Will you quote all of the entries, word for word?

▸ **Data items**:
---+---
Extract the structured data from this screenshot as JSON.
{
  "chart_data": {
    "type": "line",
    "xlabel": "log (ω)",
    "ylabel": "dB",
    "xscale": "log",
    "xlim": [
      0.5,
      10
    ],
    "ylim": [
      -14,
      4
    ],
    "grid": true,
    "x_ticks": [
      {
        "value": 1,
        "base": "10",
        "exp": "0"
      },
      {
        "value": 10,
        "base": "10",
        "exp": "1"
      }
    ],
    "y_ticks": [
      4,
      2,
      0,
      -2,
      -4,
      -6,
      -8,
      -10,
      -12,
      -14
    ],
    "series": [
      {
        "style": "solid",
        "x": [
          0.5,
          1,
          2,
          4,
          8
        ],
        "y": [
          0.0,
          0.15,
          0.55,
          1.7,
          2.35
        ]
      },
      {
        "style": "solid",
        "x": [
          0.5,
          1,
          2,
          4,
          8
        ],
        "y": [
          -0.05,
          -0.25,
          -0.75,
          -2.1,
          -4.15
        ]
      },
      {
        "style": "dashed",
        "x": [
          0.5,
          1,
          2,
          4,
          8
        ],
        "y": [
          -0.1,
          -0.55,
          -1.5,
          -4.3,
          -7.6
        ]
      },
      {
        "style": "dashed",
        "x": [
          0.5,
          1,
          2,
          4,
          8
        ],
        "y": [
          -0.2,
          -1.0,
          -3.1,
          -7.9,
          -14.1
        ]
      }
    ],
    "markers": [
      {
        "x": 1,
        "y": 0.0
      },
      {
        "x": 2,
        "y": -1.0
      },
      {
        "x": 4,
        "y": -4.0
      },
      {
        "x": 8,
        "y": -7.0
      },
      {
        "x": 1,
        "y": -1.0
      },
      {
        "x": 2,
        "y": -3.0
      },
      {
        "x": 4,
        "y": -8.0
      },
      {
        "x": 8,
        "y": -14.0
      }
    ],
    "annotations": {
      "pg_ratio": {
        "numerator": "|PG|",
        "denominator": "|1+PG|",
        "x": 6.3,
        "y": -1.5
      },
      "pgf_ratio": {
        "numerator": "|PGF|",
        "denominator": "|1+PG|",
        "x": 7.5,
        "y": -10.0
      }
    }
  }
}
---+---
▸ **Exercise result**:
Extract the structured data from this screenshot as JSON.
{
  "chart_data": {
    "type": "line",
    "xlabel": "log (ω)",
    "ylabel": "dB",
    "xscale": "log",
    "xlim": [
      0.5,
      10
    ],
    "ylim": [
      -14,
      4
    ],
    "grid": true,
    "x_ticks": [
      {
        "value": 1,
        "base": "10",
        "exp": "0"
      },
      {
        "value": 10,
        "base": "10",
        "exp": "1"
      }
    ],
    "y_ticks": [
      4,
      2,
      0,
      -2,
      -4,
      -6,
      -8,
      -10,
      -12,
      -14
    ],
    "series": [
      {
        "style": "solid",
        "x": [
          0.5,
          1,
          2,
          4,
          8
        ],
        "y": [
          0.0,
          0.15,
          0.55,
          1.7,
          2.35
        ]
      },
      {
        "style": "solid",
        "x": [
          0.5,
          1,
          2,
          4,
          8
        ],
        "y": [
          -0.05,
          -0.25,
          -0.75,
          -2.1,
          -4.15
        ]
      },
      {
        "style": "dashed",
        "x": [
          0.5,
          1,
          2,
          4,
          8
        ],
        "y": [
          -0.1,
          -0.55,
          -1.5,
          -4.3,
          -7.6
        ]
      },
      {
        "style": "dashed",
        "x": [
          0.5,
          1,
          2,
          4,
          8
        ],
        "y": [
          -0.2,
          -1.0,
          -3.1,
          -7.9,
          -14.1
        ]
      }
    ],
    "markers": [
      {
        "x": 1,
        "y": 0.0
      },
      {
        "x": 2,
        "y": -1.0
      },
      {
        "x": 4,
        "y": -4.0
      },
      {
        "x": 8,
        "y": -7.0
      },
      {
        "x": 1,
        "y": -1.0
      },
      {
        "x": 2,
        "y": -3.0
      },
      {
        "x": 4,
        "y": -8.0
      },
      {
        "x": 8,
        "y": -14.0
      }
    ],
    "annotations": {
      "pg_ratio": {
        "numerator": "|PG|",
        "denominator": "|1+PG|",
        "x": 6.3,
        "y": -1.5
      },
      "pgf_ratio": {
        "numerator": "|PGF|",
        "denominator": "|1+PG|",
        "x": 7.5,
        "y": -10.0
      }
    }
  }
}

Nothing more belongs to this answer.